TEXT PROVIDED:
┏━━

Hedström et al,7 conducted another observational clinical study to investigate whether there is any connection between SLV and hypertension. They also recorded smoking status and reported an association between SLV and smoking (p = 0.025); however, the criterion for being a smoker was not clearly stated. Furthermore, the prevalence of SLV in hypertensive non-smokers was reported 44.7% and 64.7% in hypertensive smokers.7
Another descriptive and analytical study by Motaleb Nejad and Shirvani on 275 participants over 65 at Kahrizak Charity Nursing Home in Tehran revealed similar results.11 The authors found that SLV were the most common lesions in the mouth of the elderly (44.7%) and that they were more common in tobacco users (p < 0.05).11
Lynge Pedersen et al,12 also found that SLV is the most prevalent lesion in the mouths of the elderly (28.3%). Additionally, they reported that SLV were more prevalent in the elderly with systemic diseases and medication intake, especially if they had cardiovascular disease. In this study, oral mucosal lesions were generally associated with current tobacco smoking (p = 0.047).12
Another study by Bozdemir et al,16 reported SLV as the most common type of oral mucosal lesion in elderly dental patients. They classified participants into three groups (smokers, former smokers, and non-smokers) based on their smoking habits. The most prevalent lesion in the smokers’ group was SLV (9.9%). Moreover, oral mucosal lesions were significantly associated with smoking and the history of smoking (p = 0.045, OR = 3.385).16
Finally, a more recent study found an inconsistent result with the previous studies. Akkaya et al,10 reported that ex-smokers had a higher prevalence of SLV compared to current smokers. They suggested that this finding might be related to the preventive effect of nicotine on the development of varicose veins due to its vasoconstrictive effect.10 However, in the study mentioned above, only the effect of nicotine was considered, while it is known that tobacco smoke contains over 7000 chemicals, of which at least 250 are known to be harmful, and at least 69 are known to cause cancer.20
Our study was limited by the fact that we could not obtain reliable information about years of smoking due to the hesitant and inaccurate answers of the smokers.
Conclusion
The data suggest that elderly patients with SLV are more likely to be smokers. Therefore, cigarette smoking cessation programs are recommended for older people in society. Based on the results of this study and other previous published papers, we suggest an etiologic study that investigates the metabolism and pathophysiology of smoking on SLV development.
Disclosure
The authors declared no conflicts of interest. No funding was received for this study.
Acknowledgements
The authors of this paper wish to express their deepest gratitude to Dr. Shahsavari, Mrs. Dehghan, and all the members of Kahrizak Charity Nursing Home of Alborz, without them this paper would not be possible. We would also like to thank
Mr. Valaei for his insightful suggestions.

┗━━

EXERCISE GOAL:
Output the part of the passage on SLV and smoking from "Acknowledgements" to "his insightful suggestions.", copied word for word. The items have nothing to do with the passage on SLV and smoking.

Collected data entries:
┏━━

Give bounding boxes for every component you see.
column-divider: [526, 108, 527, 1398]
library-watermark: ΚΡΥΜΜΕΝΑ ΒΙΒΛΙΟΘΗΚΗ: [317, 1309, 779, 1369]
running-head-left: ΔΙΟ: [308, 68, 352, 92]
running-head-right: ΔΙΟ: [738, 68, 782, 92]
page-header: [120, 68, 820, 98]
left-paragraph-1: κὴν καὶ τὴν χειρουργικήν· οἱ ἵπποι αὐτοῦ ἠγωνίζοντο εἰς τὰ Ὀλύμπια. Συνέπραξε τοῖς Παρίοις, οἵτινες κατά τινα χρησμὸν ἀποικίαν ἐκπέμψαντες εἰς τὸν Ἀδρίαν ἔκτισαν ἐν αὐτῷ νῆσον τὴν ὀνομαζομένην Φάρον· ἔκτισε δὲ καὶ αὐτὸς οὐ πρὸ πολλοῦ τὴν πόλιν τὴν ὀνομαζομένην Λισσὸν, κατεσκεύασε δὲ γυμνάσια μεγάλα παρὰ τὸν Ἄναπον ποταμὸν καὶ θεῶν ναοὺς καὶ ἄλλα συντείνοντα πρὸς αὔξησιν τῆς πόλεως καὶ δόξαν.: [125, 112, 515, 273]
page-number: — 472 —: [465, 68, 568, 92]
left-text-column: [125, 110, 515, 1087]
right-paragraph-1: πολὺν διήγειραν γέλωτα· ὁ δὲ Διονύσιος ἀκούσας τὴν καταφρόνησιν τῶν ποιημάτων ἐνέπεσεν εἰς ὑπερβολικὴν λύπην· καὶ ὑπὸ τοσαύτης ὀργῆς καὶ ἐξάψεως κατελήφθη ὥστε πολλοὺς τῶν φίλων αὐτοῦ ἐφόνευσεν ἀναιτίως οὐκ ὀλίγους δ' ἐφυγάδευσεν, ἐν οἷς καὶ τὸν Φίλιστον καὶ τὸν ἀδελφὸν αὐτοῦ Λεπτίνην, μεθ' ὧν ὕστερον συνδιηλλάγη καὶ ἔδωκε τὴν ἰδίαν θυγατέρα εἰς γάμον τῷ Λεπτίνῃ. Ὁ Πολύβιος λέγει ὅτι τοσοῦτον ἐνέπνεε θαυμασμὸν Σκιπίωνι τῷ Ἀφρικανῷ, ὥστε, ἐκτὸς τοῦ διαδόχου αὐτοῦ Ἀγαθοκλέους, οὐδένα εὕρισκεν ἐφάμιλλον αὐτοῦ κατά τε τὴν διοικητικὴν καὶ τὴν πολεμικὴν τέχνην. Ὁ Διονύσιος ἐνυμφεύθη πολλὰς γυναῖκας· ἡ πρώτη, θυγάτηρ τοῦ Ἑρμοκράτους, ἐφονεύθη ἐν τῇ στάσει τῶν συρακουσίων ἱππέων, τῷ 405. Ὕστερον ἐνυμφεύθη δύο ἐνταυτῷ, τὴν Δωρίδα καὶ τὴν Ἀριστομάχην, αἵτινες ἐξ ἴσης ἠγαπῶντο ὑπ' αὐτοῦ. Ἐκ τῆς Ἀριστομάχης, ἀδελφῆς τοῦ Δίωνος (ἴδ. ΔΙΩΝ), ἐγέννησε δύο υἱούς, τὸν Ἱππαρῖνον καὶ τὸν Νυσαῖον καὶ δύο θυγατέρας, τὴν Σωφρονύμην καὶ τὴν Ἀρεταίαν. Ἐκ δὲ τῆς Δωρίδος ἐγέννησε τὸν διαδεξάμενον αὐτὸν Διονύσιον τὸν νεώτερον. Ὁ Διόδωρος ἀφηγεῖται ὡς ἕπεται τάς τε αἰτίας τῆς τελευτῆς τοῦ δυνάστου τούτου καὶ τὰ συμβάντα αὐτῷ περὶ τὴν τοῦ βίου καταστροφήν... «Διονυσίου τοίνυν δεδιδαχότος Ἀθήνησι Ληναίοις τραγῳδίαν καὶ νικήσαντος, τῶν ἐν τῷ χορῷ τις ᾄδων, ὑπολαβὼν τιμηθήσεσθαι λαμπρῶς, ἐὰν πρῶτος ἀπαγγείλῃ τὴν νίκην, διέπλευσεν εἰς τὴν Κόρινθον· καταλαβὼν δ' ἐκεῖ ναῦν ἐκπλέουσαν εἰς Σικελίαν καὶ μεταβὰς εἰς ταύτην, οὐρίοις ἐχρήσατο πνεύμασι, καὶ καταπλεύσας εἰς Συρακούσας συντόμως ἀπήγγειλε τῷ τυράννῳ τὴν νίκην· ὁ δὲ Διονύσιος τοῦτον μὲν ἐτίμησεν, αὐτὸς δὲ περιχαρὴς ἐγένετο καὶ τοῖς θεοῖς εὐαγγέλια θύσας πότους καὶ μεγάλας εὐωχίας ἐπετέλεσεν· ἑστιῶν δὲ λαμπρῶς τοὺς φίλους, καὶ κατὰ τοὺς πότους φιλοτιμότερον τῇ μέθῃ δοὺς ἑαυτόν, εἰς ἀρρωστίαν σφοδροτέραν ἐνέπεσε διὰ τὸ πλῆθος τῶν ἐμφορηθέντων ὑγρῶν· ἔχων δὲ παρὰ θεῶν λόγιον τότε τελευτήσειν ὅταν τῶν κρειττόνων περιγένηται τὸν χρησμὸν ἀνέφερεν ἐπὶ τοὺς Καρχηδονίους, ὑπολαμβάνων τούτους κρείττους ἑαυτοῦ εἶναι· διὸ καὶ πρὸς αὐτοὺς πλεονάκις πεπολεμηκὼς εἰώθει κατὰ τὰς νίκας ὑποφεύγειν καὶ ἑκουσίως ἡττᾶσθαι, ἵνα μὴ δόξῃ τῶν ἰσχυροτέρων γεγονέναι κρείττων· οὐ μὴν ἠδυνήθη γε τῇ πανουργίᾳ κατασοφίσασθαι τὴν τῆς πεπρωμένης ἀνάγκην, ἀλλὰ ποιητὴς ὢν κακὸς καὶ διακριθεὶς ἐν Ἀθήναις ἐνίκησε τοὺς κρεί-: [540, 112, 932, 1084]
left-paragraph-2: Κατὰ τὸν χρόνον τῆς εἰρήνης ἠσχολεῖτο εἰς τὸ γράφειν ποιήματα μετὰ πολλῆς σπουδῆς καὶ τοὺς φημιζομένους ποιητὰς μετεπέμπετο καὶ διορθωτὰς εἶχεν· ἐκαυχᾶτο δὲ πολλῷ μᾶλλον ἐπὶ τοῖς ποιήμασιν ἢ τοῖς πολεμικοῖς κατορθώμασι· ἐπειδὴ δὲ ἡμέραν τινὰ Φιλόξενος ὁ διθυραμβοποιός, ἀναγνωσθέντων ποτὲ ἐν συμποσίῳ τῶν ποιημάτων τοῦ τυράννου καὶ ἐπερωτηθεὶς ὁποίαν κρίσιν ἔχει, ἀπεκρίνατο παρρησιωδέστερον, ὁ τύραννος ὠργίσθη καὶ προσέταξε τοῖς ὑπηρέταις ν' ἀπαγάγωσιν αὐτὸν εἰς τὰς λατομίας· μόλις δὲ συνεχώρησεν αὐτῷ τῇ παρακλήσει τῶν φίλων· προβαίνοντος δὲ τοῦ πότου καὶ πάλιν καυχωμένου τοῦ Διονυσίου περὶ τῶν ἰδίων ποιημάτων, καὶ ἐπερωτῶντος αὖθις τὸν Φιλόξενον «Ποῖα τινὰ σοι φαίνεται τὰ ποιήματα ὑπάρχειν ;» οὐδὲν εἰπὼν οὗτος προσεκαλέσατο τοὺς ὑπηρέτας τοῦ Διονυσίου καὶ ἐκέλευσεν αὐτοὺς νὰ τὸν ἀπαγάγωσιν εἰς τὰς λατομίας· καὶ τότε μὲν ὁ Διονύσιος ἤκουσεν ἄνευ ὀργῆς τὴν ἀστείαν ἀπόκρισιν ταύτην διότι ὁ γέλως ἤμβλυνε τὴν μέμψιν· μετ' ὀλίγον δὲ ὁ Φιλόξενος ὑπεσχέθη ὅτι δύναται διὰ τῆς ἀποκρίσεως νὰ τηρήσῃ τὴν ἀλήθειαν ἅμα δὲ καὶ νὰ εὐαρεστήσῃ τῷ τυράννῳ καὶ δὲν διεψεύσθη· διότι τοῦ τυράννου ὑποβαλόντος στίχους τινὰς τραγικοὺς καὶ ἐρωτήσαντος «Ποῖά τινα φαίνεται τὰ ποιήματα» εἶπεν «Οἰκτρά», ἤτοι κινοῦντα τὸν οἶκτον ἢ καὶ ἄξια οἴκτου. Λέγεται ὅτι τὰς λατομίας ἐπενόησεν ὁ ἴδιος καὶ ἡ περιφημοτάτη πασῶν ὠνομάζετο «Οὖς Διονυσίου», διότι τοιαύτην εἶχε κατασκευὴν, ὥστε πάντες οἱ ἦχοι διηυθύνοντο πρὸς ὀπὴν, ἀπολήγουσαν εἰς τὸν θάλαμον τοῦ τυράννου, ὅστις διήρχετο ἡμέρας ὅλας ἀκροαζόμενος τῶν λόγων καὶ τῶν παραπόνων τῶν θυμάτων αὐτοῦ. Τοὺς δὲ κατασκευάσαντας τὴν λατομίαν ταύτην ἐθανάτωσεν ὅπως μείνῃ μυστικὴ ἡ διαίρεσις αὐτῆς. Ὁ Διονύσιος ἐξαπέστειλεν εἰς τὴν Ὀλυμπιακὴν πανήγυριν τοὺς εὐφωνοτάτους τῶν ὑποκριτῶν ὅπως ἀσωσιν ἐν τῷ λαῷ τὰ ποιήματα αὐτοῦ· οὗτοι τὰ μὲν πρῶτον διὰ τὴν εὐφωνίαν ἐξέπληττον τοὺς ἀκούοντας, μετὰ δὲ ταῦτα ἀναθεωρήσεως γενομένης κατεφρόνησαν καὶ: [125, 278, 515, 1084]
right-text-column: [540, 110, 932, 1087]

┗━━

ANSWER SPACE:
Acknowledgements
The authors of this paper wish to express their deepest gratitude to Dr. Shahsavari, Mrs. Dehghan, and all the members of Kahrizak Charity Nursing Home of Alborz, without them this paper would not be possible. We would also like to thank
Mr. Valaei for his insightful suggestions.